**EXERCISE DESCRIPTION:** Copy out each line that has "this" in it.

Data items:
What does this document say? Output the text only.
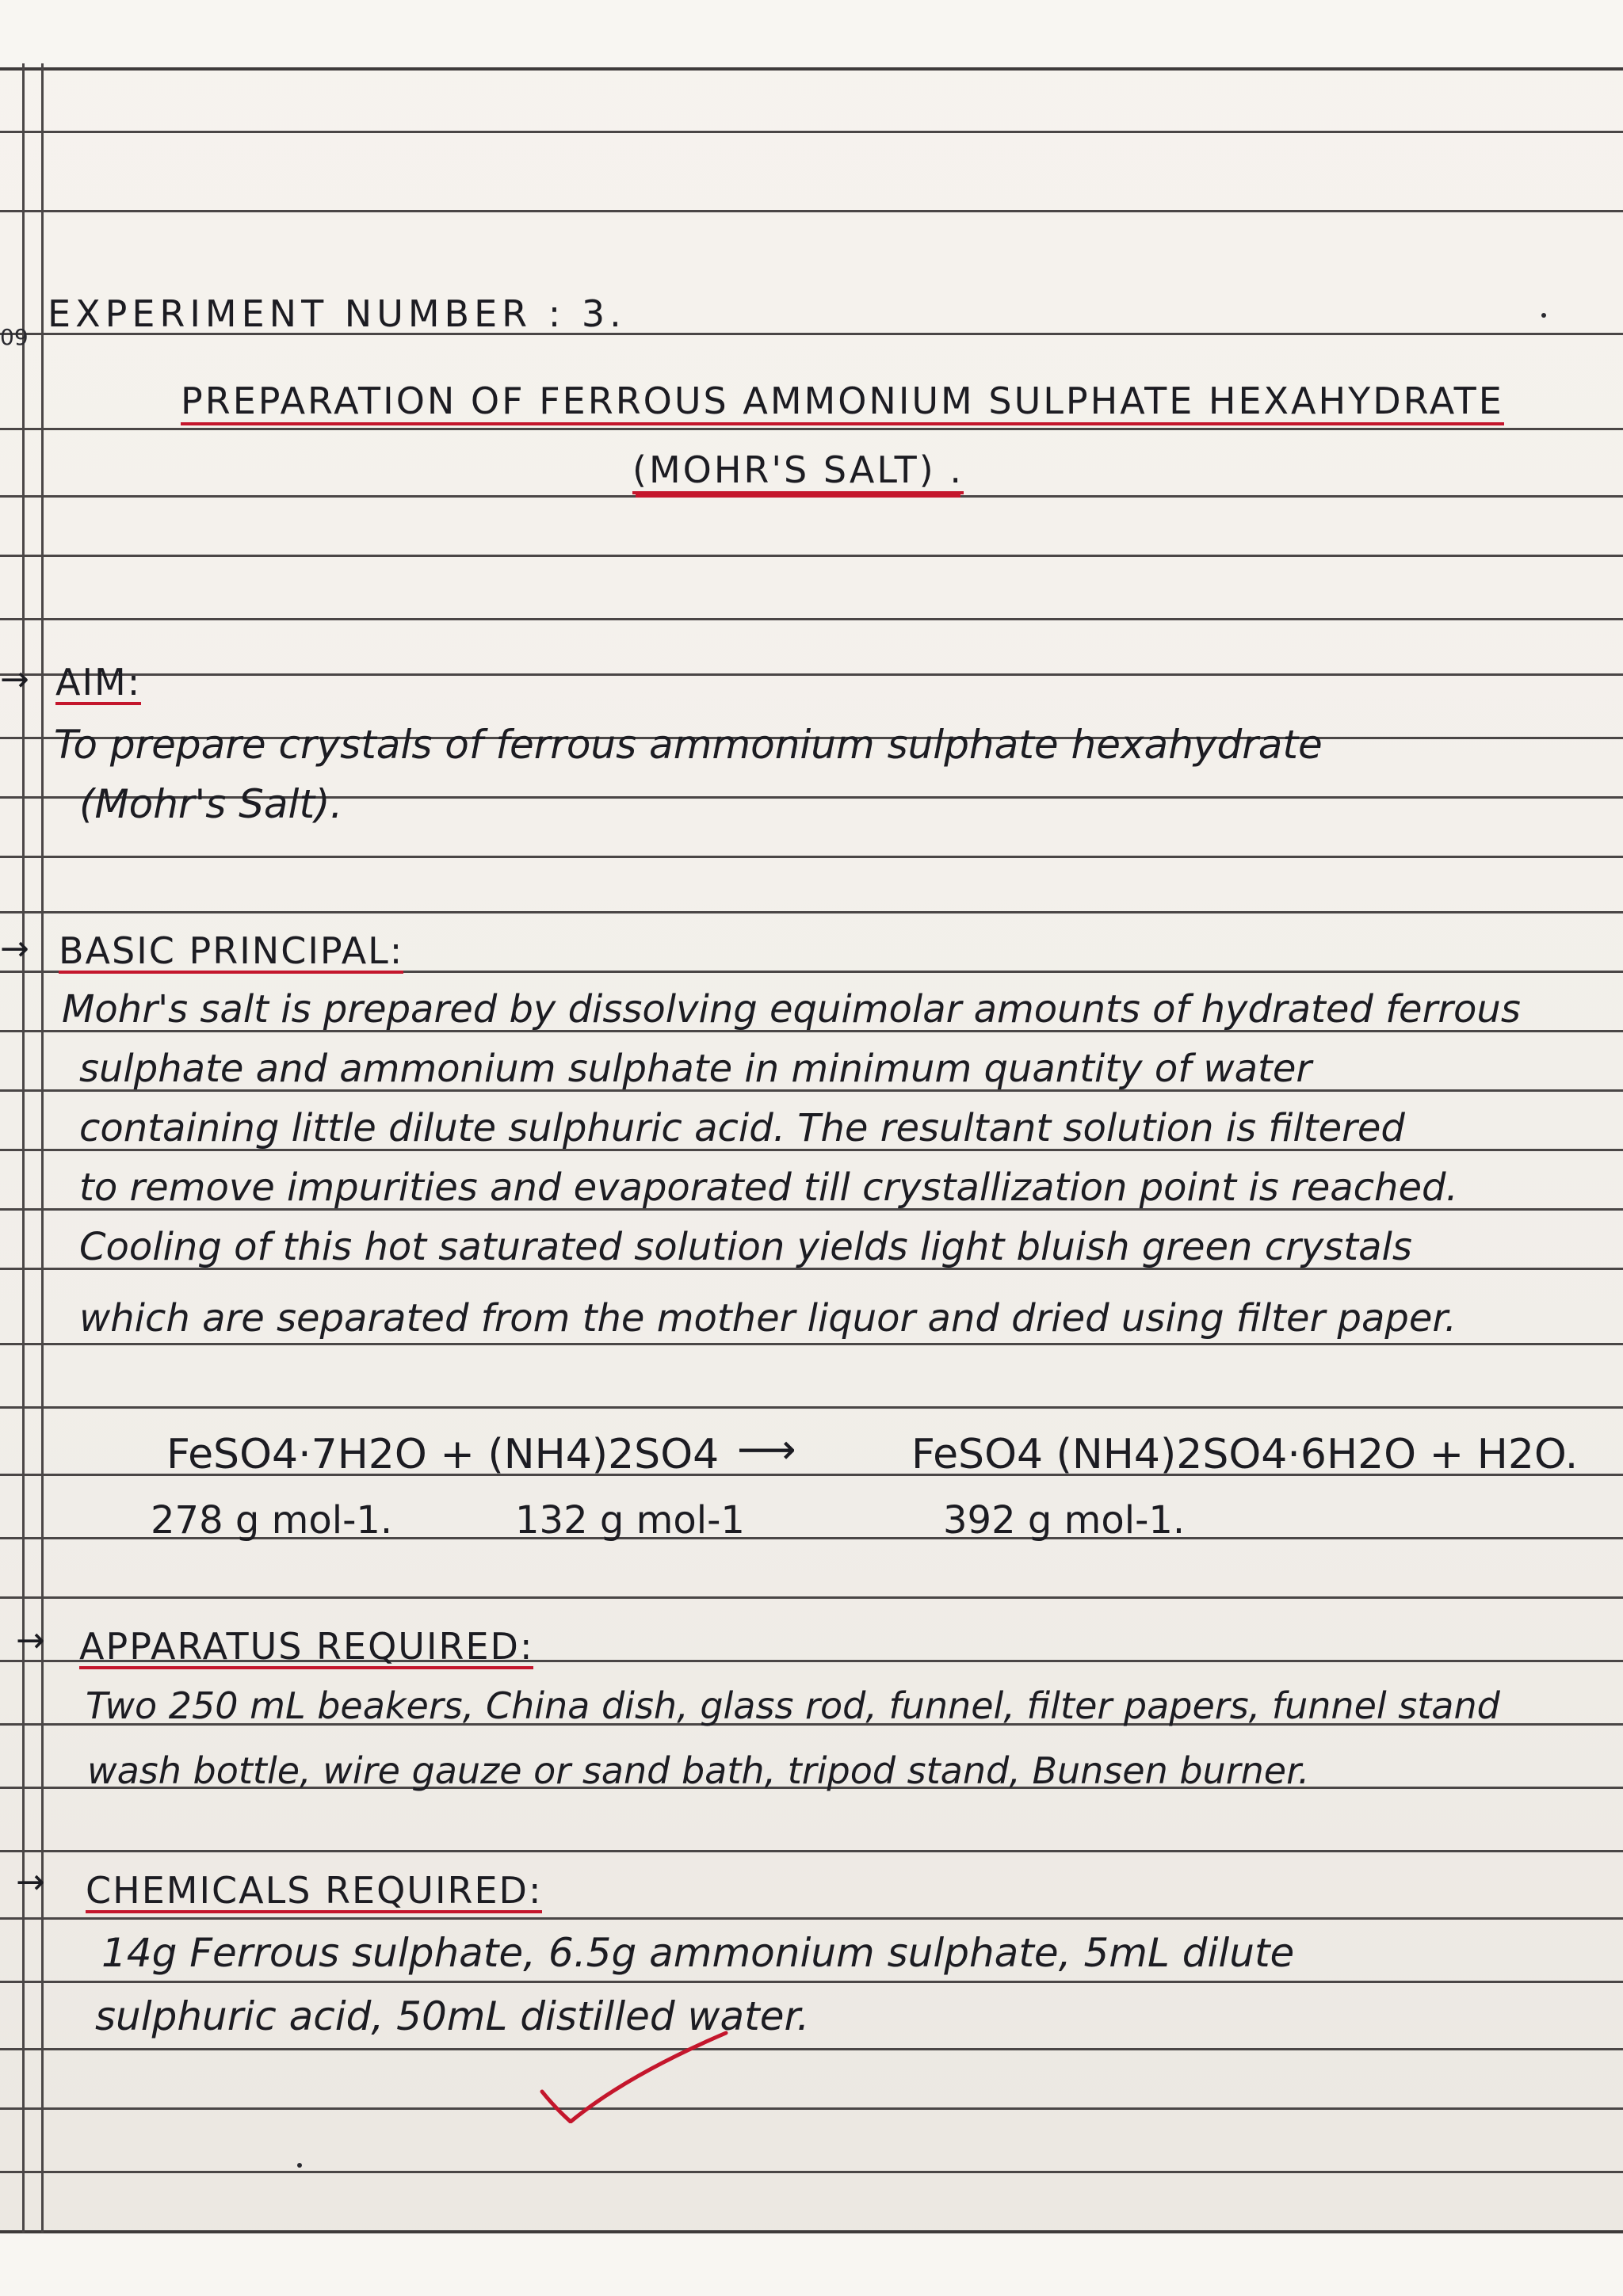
09
EXPERIMENT NUMBER : 3.
PREPARATION OF FERROUS AMMONIUM SULPHATE HEXAHYDRATE
(MOHR'S SALT) .
→ AIM:
To prepare crystals of ferrous ammonium sulphate hexahydrate
(Mohr's Salt).
→ BASIC PRINCIPAL:
Mohr's salt is prepared by dissolving equimolar amounts of hydrated ferrous
sulphate and ammonium sulphate in minimum quantity of water
containing little dilute sulphuric acid. The resultant solution is filtered
to remove impurities and evaporated till crystallization point is reached.
Cooling of this hot saturated solution yields light bluish green crystals
which are separated from the mother liquor and dried using filter paper.
FeSO4·7H2O + (NH4)2SO4 ⟶	FeSO4 (NH4)2SO4·6H2O + H2O.
278 g mol-1.	132 g mol-1	392 g mol-1.
→ APPARATUS REQUIRED:
Two 250 mL beakers, China dish, glass rod, funnel, filter papers, funnel stand
wash bottle, wire gauze or sand bath, tripod stand, Bunsen burner.
→ CHEMICALS REQUIRED:
14g Ferrous sulphate, 6.5g ammonium sulphate, 5mL dilute
sulphuric acid, 50mL distilled water.
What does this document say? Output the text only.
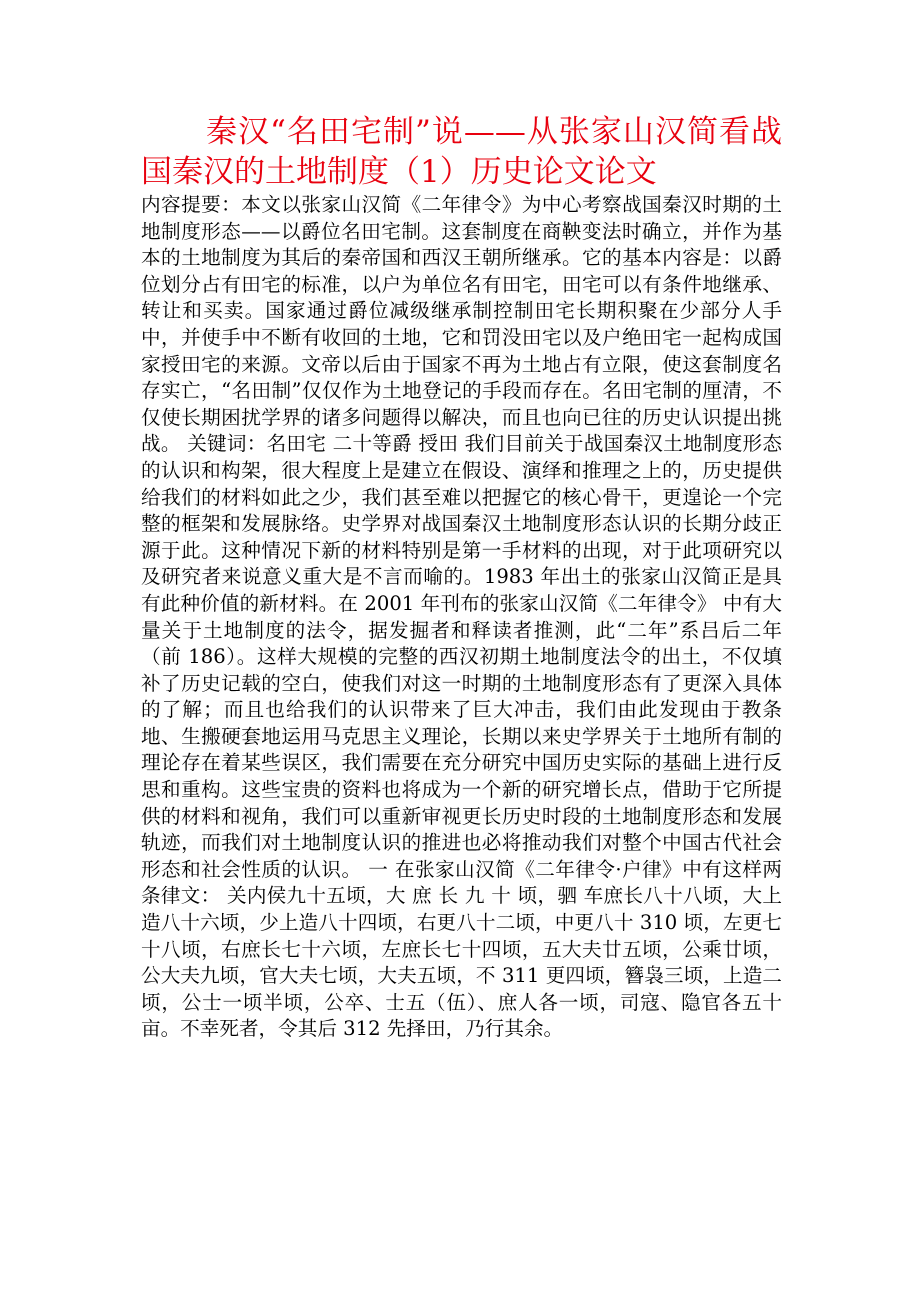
秦汉“名田宅制”说——从张家山汉简看战国秦汉的土地制度（1）历史论文论文

内容提要：本文以张家山汉简《二年律令》为中心考察战国秦汉时期的土地制度形态——以爵位名田宅制。这套制度在商鞅变法时确立，并作为基本的土地制度为其后的秦帝国和西汉王朝所继承。它的基本内容是：以爵位划分占有田宅的标准，以户为单位名有田宅，田宅可以有条件地继承、转让和买卖。国家通过爵位减级继承制控制田宅长期积聚在少部分人手中，并使手中不断有收回的土地，它和罚没田宅以及户绝田宅一起构成国家授田宅的来源。文帝以后由于国家不再为土地占有立限，使这套制度名存实亡，“名田制”仅仅作为土地登记的手段而存在。名田宅制的厘清，不仅使长期困扰学界的诸多问题得以解决，而且也向已往的历史认识提出挑战。 关键词：名田宅 二十等爵 授田 我们目前关于战国秦汉土地制度形态的认识和构架，很大程度上是建立在假设、演绎和推理之上的，历史提供给我们的材料如此之少，我们甚至难以把握它的核心骨干，更遑论一个完整的框架和发展脉络。史学界对战国秦汉土地制度形态认识的长期分歧正源于此。这种情况下新的材料特别是第一手材料的出现，对于此项研究以及研究者来说意义重大是不言而喻的。1983 年出土的张家山汉简正是具有此种价值的新材料。在 2001 年刊布的张家山汉简《二年律令》 中有大量关于土地制度的法令，据发掘者和释读者推测，此“二年”系吕后二年（前 186）。这样大规模的完整的西汉初期土地制度法令的出土，不仅填补了历史记载的空白，使我们对这一时期的土地制度形态有了更深入具体的了解；而且也给我们的认识带来了巨大冲击，我们由此发现由于教条地、生搬硬套地运用马克思主义理论，长期以来史学界关于土地所有制的理论存在着某些误区，我们需要在充分研究中国历史实际的基础上进行反思和重构。这些宝贵的资料也将成为一个新的研究增长点，借助于它所提供的材料和视角，我们可以重新审视更长历史时段的土地制度形态和发展轨迹，而我们对土地制度认识的推进也必将推动我们对整个中国古代社会形态和社会性质的认识。 一 在张家山汉简《二年律令·户律》中有这样两条律文： 关内侯九十五顷，大 庶 长 九 十 顷，驷 车庶长八十八顷，大上造八十六顷，少上造八十四顷，右更八十二顷，中更八十 310 顷，左更七十八顷，右庶长七十六顷，左庶长七十四顷，五大夫廿五顷，公乘廿顷，公大夫九顷，官大夫七顷，大夫五顷，不 311 更四顷，簪袅三顷，上造二顷，公士一顷半顷，公卒、士五（伍）、庶人各一顷，司寇、隐官各五十亩。不幸死者，令其后 312 先择田，乃行其余。
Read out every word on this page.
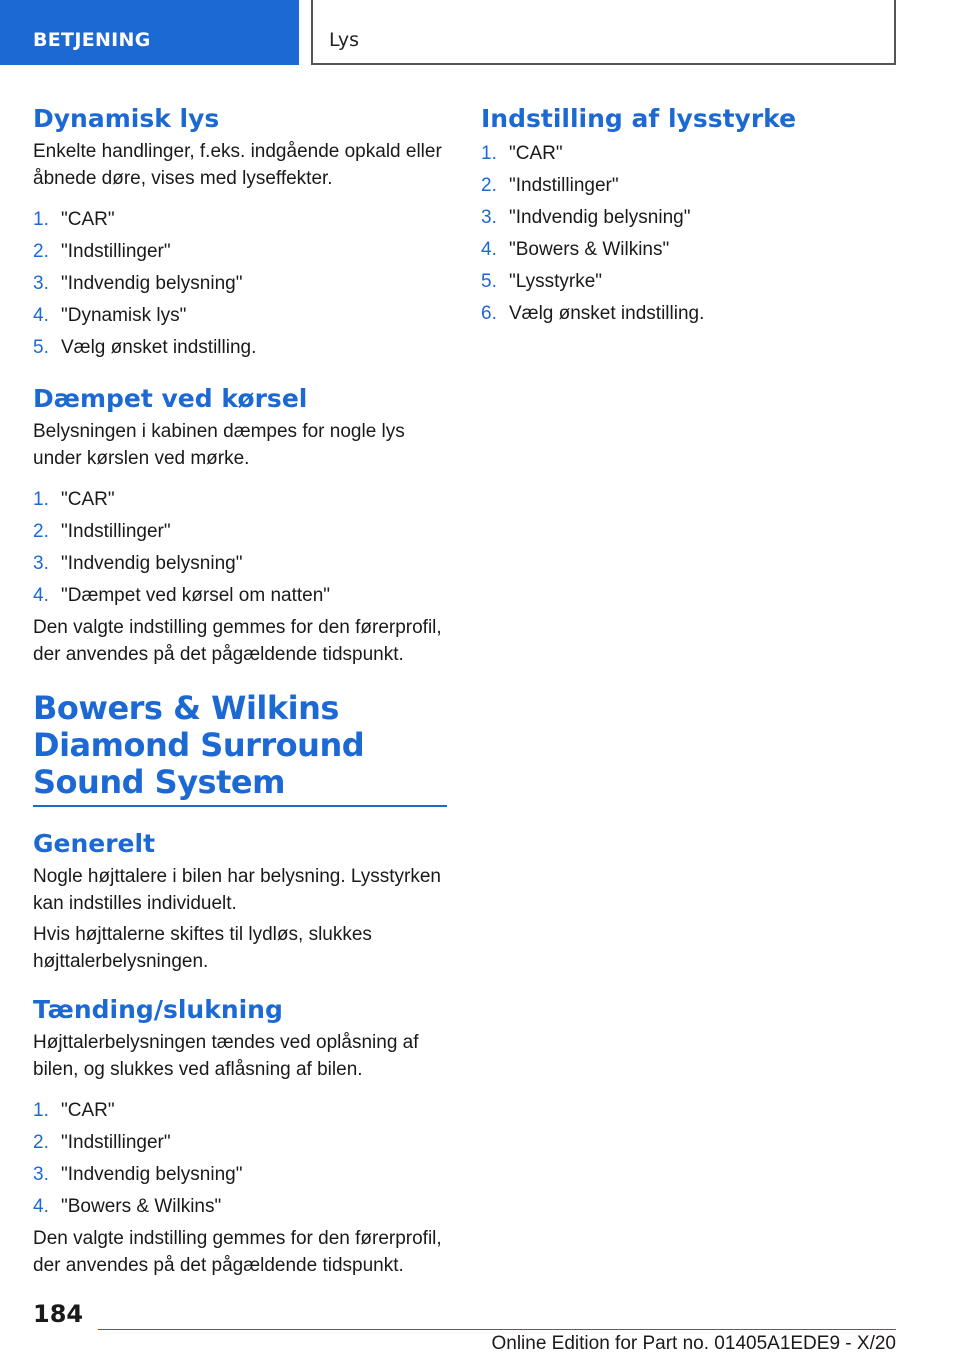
BETJENING	Lys
Dynamisk lys

Enkelte handlinger, f.eks. indgående opkald eller åbnede døre, vises med lyseffekter.

1 . "CAR"
2 . "Indstillinger"
3 . "Indvendig belysning"
4 . "Dynamisk lys"
5 . Vælg ønsket indstilling.
Dæmpet ved kørsel

Belysningen i kabinen dæmpes for nogle lys under kørslen ved mørke.

1 . "CAR"
2 . "Indstillinger"
3 . "Indvendig belysning"
4 . "Dæmpet ved kørsel om natten"

Den valgte indstilling gemmes for den førerprofil, der anvendes på det pågældende tidspunkt.

Bowers & Wilkins Diamond Surround Sound System
Generelt

Nogle højttalere i bilen har belysning. Lysstyrken kan indstilles individuelt.

Hvis højttalerne skiftes til lydløs, slukkes højttalerbelysningen.

Tænding/slukning

Højttalerbelysningen tændes ved oplåsning af bilen, og slukkes ved aflåsning af bilen.

1 . "CAR"
2 . "Indstillinger"
3 . "Indvendig belysning"
4 . "Bowers & Wilkins"

Den valgte indstilling gemmes for den førerprofil, der anvendes på det pågældende tidspunkt.

Indstilling af lysstyrke
1 . "CAR"
2 . "Indstillinger"
3 . "Indvendig belysning"
4 . "Bowers & Wilkins"
5 . "Lysstyrke"
6 . Vælg ønsket indstilling.
184
Online Edition for Part no. 01405A1EDE9 - X/20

**THE ANSWER:**
What does this document say? Output the text only.
Cooling of this hot saturated solution yields light bluish green crystals
What does this document say? Output the text only.
Read out every word on this page.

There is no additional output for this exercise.